GOAL: Repeat every entry word for word, skipping the pictures.

SOURCE RECORDS:
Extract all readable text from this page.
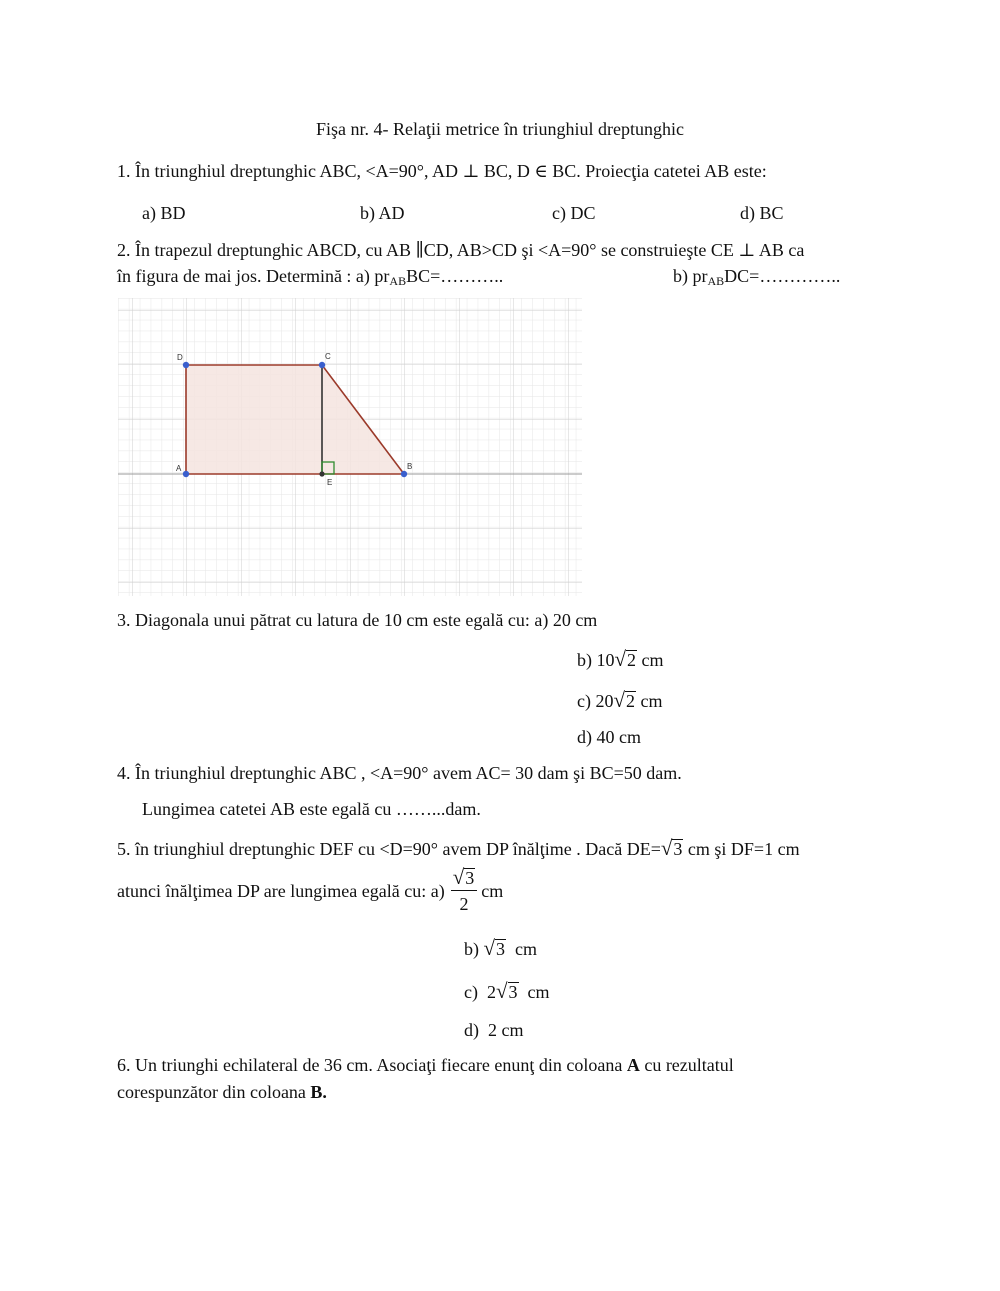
Fişa nr. 4- Relaţii metrice în triunghiul dreptunghic
1. În triunghiul dreptunghic ABC, <A=90°, AD ⊥ BC, D ∈ BC. Proiecţia catetei AB este:
a) BD	b) AD	c) DC	d) BC
2. În trapezul dreptunghic ABCD, cu AB ∥CD, AB>CD şi <A=90° se construieşte CE ⊥ AB ca
în figura de mai jos. Determină : a) prABBC=………..	b) prABDC=…………..
D	C
A	B
E
3. Diagonala unui pătrat cu latura de 10 cm este egală cu: a) 20 cm
b) 10 √ 2 cm
c) 20 √ 2 cm
d) 40 cm
4. În triunghiul dreptunghic ABC , <A=90° avem AC= 30 dam şi BC=50 dam.
Lungimea catetei AB este egală cu ……...dam.
5. în triunghiul dreptunghic DEF cu <D=90° avem DP înălţime . Dacă DE= √ 3 cm şi DF=1 cm
atunci înălţimea DP are lungimea egală cu: $a) \frac{√ 3}{2}$ cm
b) √ 3 cm
c)  2 √ 3 cm
d)  2 cm
6. Un triunghi echilateral de 36 cm. Asociaţi fiecare enunţ din coloana A cu rezultatul
corespunzător din coloana B.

EXERCISE SOLUTION:
Extract all readable text from this page.
Fişa nr. 4- Relaţii metrice în triunghiul dreptunghic
1. În triunghiul dreptunghic ABC, <A=90°, AD ⊥ BC, D ∈ BC. Proiecţia catetei AB este:
a) BD	b) AD	c) DC	d) BC
2. În trapezul dreptunghic ABCD, cu AB ∥CD, AB>CD şi <A=90° se construieşte CE ⊥ AB ca
în figura de mai jos. Determină : a) prABBC=………..	b) prABDC=…………..
D	C
A	B
E
3. Diagonala unui pătrat cu latura de 10 cm este egală cu: a) 20 cm
b) 10 √ 2 cm
c) 20 √ 2 cm
d) 40 cm
4. În triunghiul dreptunghic ABC , <A=90° avem AC= 30 dam şi BC=50 dam.
Lungimea catetei AB este egală cu ……...dam.
5. în triunghiul dreptunghic DEF cu <D=90° avem DP înălţime . Dacă DE= √ 3 cm şi DF=1 cm
atunci înălţimea DP are lungimea egală cu: $a) \frac{√ 3}{2}$ cm
b) √ 3 cm
c)  2 √ 3 cm
d)  2 cm
6. Un triunghi echilateral de 36 cm. Asociaţi fiecare enunţ din coloana A cu rezultatul
corespunzător din coloana B.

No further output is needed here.